── RECORDS PROVIDED ──

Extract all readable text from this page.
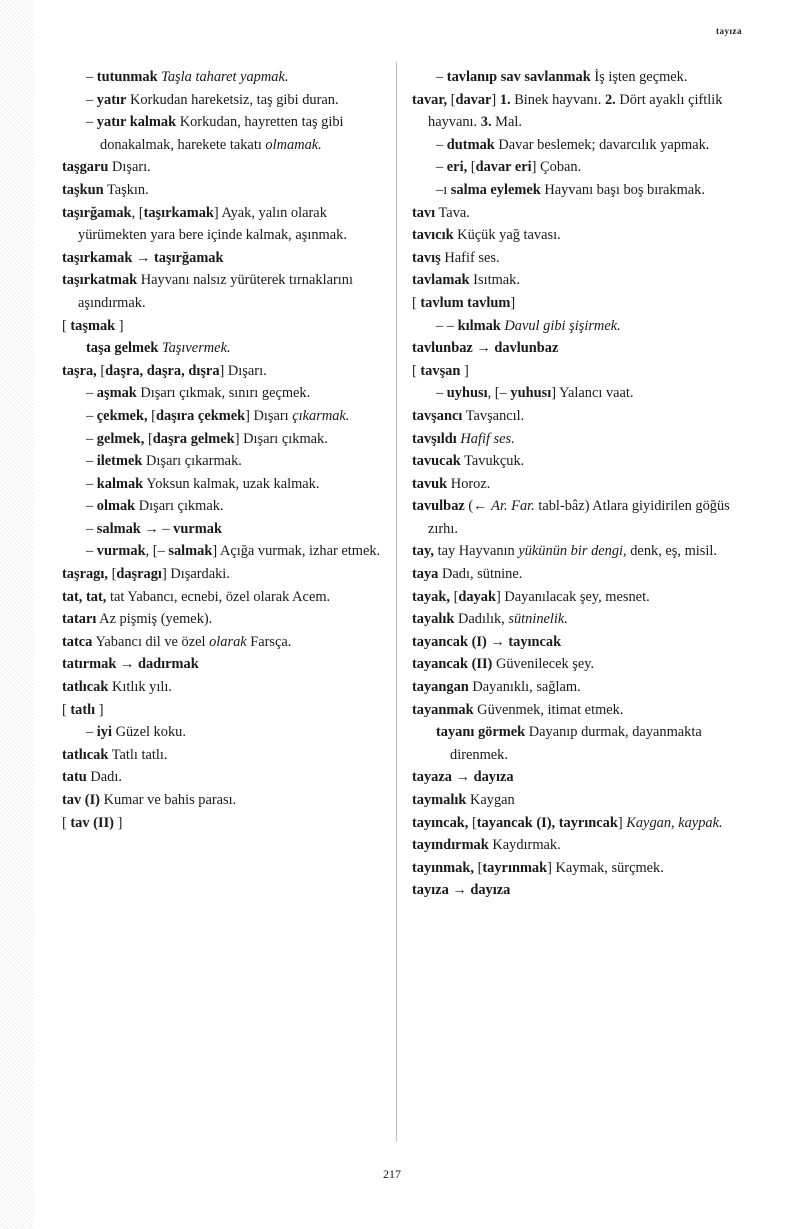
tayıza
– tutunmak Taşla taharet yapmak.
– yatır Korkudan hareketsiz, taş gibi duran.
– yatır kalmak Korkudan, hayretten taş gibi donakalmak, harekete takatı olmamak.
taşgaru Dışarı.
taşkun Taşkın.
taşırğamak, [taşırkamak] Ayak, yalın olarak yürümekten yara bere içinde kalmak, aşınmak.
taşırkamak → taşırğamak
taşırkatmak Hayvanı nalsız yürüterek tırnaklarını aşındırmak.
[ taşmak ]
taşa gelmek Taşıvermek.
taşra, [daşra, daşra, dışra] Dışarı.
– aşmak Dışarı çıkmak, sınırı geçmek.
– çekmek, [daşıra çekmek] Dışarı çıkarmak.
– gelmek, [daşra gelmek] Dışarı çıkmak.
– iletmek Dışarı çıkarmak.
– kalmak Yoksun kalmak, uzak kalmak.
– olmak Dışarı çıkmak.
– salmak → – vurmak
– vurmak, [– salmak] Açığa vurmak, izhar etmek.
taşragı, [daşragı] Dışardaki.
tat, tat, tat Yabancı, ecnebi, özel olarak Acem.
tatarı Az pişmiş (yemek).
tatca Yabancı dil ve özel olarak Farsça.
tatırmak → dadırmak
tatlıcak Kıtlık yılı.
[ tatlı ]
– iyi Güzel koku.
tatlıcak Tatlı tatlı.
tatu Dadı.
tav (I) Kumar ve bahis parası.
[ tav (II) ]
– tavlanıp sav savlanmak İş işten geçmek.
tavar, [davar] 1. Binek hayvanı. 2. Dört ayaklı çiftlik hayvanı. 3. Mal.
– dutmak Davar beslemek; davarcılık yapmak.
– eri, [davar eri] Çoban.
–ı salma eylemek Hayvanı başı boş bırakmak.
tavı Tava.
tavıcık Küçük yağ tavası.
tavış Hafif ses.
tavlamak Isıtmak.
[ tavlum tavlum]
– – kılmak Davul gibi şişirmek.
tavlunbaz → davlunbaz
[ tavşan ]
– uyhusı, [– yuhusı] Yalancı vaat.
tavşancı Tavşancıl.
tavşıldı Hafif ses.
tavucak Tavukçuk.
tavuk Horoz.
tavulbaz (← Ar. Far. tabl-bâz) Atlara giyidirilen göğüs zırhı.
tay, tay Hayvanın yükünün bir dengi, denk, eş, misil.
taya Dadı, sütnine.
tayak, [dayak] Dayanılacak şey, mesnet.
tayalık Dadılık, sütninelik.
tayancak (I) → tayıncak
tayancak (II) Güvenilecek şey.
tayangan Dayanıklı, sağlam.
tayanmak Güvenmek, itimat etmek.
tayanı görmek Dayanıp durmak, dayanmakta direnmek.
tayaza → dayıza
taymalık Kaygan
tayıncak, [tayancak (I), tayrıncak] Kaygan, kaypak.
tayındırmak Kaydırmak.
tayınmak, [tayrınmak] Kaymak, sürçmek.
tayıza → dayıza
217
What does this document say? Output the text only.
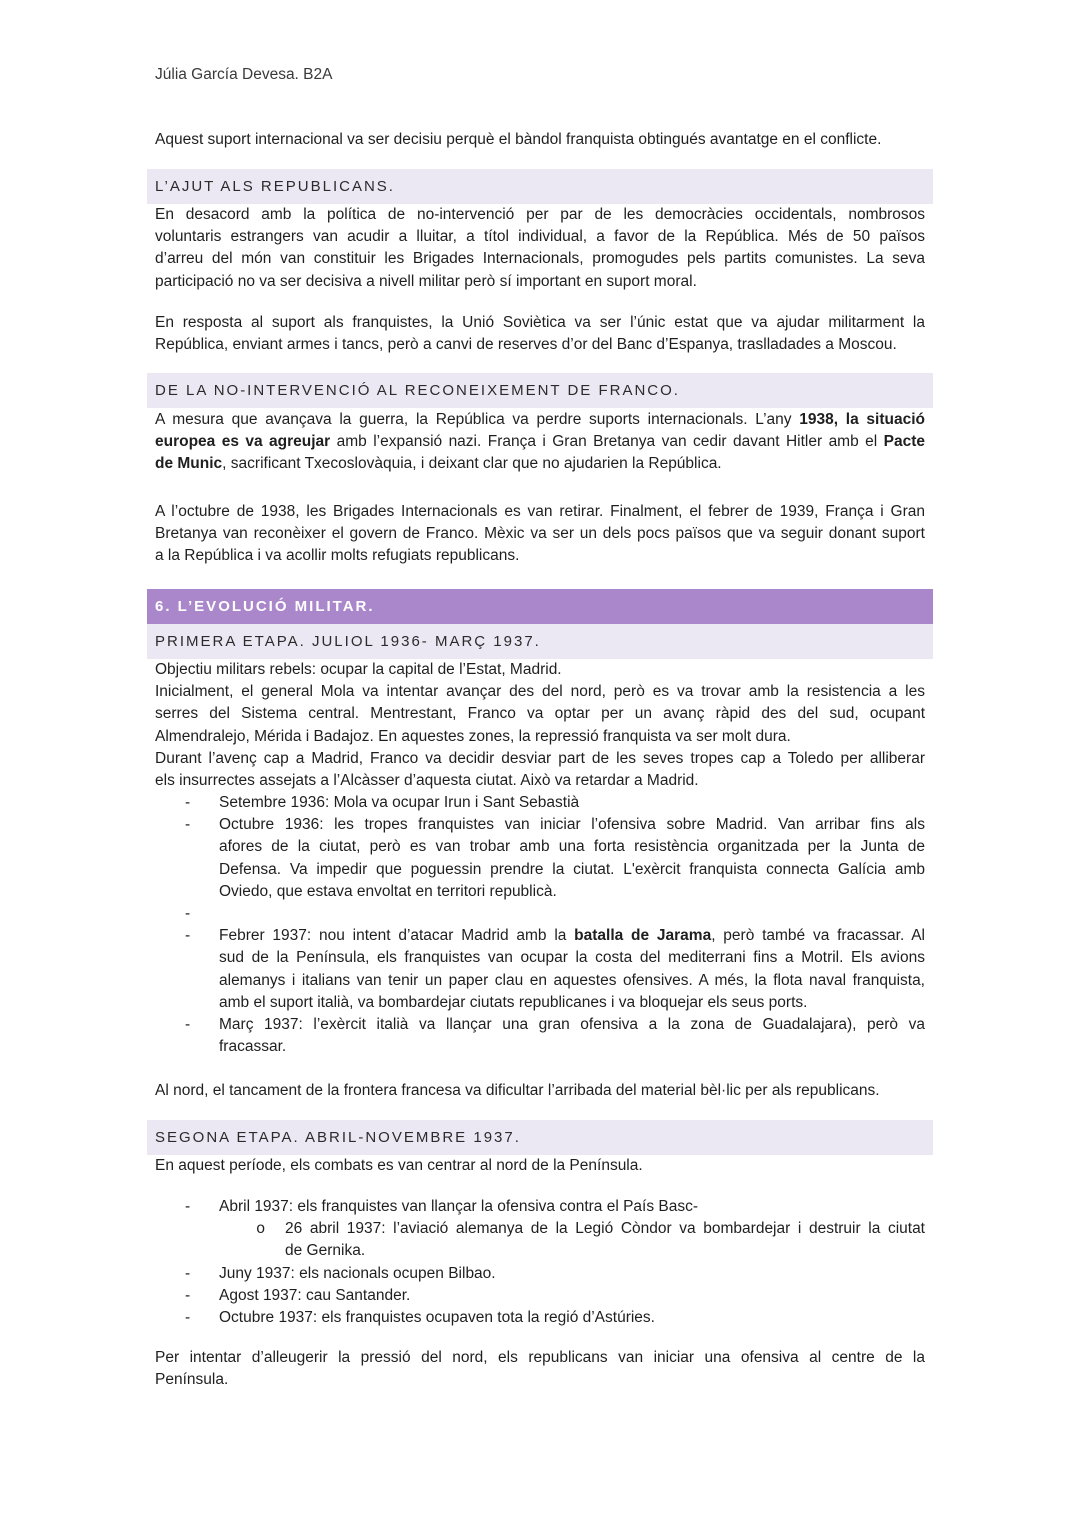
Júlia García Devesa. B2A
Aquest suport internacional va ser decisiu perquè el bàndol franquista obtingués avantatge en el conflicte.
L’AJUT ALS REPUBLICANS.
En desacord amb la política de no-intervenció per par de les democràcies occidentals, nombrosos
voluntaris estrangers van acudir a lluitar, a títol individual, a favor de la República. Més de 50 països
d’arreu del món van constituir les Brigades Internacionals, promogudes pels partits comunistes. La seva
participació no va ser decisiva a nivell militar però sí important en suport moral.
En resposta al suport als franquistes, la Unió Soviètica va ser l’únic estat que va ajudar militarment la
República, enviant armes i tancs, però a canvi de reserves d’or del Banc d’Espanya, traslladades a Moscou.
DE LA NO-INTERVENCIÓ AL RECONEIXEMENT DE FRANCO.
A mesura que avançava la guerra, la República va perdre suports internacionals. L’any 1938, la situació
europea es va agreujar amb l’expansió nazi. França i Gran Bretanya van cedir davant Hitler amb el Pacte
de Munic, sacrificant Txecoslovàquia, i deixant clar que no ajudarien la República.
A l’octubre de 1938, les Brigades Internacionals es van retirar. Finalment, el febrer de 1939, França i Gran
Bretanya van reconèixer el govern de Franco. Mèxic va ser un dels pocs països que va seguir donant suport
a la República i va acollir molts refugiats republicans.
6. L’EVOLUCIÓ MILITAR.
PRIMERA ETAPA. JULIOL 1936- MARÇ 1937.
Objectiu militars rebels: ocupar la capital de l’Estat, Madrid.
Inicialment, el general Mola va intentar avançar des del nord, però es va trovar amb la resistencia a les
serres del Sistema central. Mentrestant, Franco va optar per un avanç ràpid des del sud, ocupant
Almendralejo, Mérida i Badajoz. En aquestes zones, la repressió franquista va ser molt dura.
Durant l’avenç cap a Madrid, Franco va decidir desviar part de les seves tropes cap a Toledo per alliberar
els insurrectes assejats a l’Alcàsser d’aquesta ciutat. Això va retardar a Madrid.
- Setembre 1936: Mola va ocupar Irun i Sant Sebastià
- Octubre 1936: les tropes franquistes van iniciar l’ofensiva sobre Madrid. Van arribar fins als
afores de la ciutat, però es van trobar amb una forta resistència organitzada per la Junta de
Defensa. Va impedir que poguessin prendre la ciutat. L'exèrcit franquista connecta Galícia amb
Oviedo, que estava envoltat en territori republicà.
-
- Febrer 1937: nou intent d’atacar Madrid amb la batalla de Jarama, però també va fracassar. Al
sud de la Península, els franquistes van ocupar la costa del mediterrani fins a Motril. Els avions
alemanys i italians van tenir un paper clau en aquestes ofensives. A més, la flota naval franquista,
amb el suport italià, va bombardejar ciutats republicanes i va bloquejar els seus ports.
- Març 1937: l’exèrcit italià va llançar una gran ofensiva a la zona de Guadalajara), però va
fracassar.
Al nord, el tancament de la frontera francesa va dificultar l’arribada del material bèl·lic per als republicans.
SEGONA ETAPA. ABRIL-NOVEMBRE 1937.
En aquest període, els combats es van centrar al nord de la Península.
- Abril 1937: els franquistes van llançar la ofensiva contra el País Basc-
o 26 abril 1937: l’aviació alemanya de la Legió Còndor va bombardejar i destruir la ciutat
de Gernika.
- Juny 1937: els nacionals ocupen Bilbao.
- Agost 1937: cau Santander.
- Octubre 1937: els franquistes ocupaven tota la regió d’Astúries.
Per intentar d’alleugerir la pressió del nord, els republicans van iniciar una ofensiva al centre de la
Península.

───

Say how many lines in the records above hold "Kaygan", and give no other text.

*WRITTEN SOLUTION*. 2